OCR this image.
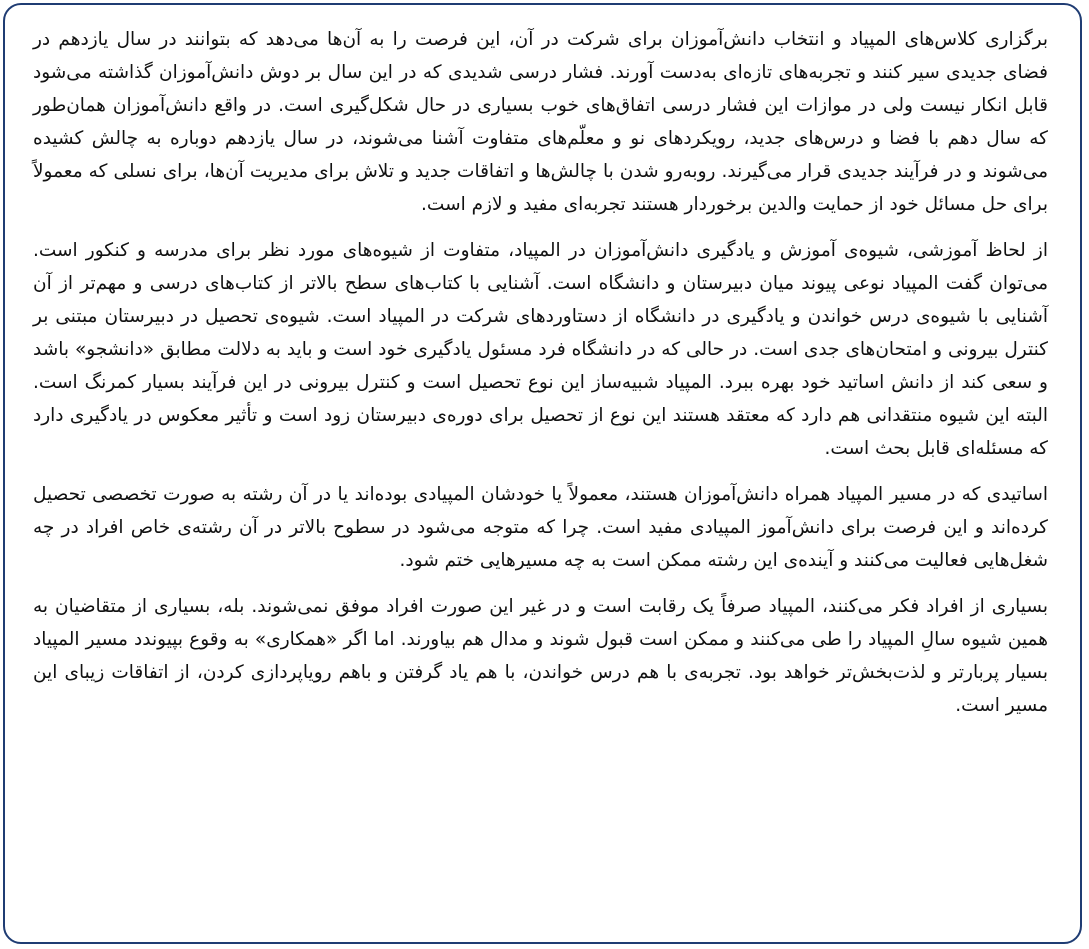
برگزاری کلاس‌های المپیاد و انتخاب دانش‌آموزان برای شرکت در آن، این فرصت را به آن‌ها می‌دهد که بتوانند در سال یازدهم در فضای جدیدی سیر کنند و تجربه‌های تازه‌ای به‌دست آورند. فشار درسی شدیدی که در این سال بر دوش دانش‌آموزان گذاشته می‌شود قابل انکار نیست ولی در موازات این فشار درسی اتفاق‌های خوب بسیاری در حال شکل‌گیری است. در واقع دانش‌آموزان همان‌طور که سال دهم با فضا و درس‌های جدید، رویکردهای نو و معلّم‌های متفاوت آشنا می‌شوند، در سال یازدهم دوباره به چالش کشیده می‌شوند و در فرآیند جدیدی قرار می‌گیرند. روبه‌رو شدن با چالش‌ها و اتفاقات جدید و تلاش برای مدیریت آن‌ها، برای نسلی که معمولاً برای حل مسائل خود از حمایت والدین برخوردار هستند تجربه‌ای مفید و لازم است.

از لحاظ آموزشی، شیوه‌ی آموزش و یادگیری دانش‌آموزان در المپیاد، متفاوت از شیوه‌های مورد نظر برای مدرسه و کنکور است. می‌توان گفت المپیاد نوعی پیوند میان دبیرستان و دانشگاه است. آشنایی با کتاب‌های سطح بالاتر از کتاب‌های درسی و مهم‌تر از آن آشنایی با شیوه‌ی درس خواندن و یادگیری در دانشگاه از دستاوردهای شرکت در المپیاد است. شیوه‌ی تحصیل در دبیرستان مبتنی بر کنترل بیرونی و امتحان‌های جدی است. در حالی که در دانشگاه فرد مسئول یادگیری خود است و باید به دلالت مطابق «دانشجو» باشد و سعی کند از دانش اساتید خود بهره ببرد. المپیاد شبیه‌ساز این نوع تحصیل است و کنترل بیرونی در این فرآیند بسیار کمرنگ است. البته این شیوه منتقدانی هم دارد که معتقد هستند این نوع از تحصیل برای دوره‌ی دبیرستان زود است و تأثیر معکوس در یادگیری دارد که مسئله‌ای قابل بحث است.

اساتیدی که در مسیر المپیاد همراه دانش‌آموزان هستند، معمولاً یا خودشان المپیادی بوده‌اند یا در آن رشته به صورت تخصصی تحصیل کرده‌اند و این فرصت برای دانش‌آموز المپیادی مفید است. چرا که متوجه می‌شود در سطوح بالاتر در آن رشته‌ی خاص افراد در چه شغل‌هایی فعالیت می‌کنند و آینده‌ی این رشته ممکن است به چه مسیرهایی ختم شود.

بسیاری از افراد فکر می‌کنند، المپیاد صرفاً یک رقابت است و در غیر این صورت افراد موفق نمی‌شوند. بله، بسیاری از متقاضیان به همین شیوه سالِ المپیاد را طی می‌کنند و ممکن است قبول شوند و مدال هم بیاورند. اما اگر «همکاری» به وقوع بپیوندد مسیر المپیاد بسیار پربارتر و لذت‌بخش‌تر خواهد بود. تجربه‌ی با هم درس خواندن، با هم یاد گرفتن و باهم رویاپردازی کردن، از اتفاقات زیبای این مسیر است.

Set task
Return all of the entries word for word, but omit the pictures.

Solution to this exercise
OCR this image.
برگزاری کلاس‌های المپیاد و انتخاب دانش‌آموزان برای شرکت در آن، این فرصت را به آن‌ها می‌دهد که بتوانند در سال یازدهم در فضای جدیدی سیر کنند و تجربه‌های تازه‌ای به‌دست آورند. فشار درسی شدیدی که در این سال بر دوش دانش‌آموزان گذاشته می‌شود قابل انکار نیست ولی در موازات این فشار درسی اتفاق‌های خوب بسیاری در حال شکل‌گیری است. در واقع دانش‌آموزان همان‌طور که سال دهم با فضا و درس‌های جدید، رویکردهای نو و معلّم‌های متفاوت آشنا می‌شوند، در سال یازدهم دوباره به چالش کشیده می‌شوند و در فرآیند جدیدی قرار می‌گیرند. روبه‌رو شدن با چالش‌ها و اتفاقات جدید و تلاش برای مدیریت آن‌ها، برای نسلی که معمولاً برای حل مسائل خود از حمایت والدین برخوردار هستند تجربه‌ای مفید و لازم است.

از لحاظ آموزشی، شیوه‌ی آموزش و یادگیری دانش‌آموزان در المپیاد، متفاوت از شیوه‌های مورد نظر برای مدرسه و کنکور است. می‌توان گفت المپیاد نوعی پیوند میان دبیرستان و دانشگاه است. آشنایی با کتاب‌های سطح بالاتر از کتاب‌های درسی و مهم‌تر از آن آشنایی با شیوه‌ی درس خواندن و یادگیری در دانشگاه از دستاوردهای شرکت در المپیاد است. شیوه‌ی تحصیل در دبیرستان مبتنی بر کنترل بیرونی و امتحان‌های جدی است. در حالی که در دانشگاه فرد مسئول یادگیری خود است و باید به دلالت مطابق «دانشجو» باشد و سعی کند از دانش اساتید خود بهره ببرد. المپیاد شبیه‌ساز این نوع تحصیل است و کنترل بیرونی در این فرآیند بسیار کمرنگ است. البته این شیوه منتقدانی هم دارد که معتقد هستند این نوع از تحصیل برای دوره‌ی دبیرستان زود است و تأثیر معکوس در یادگیری دارد که مسئله‌ای قابل بحث است.

اساتیدی که در مسیر المپیاد همراه دانش‌آموزان هستند، معمولاً یا خودشان المپیادی بوده‌اند یا در آن رشته به صورت تخصصی تحصیل کرده‌اند و این فرصت برای دانش‌آموز المپیادی مفید است. چرا که متوجه می‌شود در سطوح بالاتر در آن رشته‌ی خاص افراد در چه شغل‌هایی فعالیت می‌کنند و آینده‌ی این رشته ممکن است به چه مسیرهایی ختم شود.

بسیاری از افراد فکر می‌کنند، المپیاد صرفاً یک رقابت است و در غیر این صورت افراد موفق نمی‌شوند. بله، بسیاری از متقاضیان به همین شیوه سالِ المپیاد را طی می‌کنند و ممکن است قبول شوند و مدال هم بیاورند. اما اگر «همکاری» به وقوع بپیوندد مسیر المپیاد بسیار پربارتر و لذت‌بخش‌تر خواهد بود. تجربه‌ی با هم درس خواندن، با هم یاد گرفتن و باهم رویاپردازی کردن، از اتفاقات زیبای این مسیر است.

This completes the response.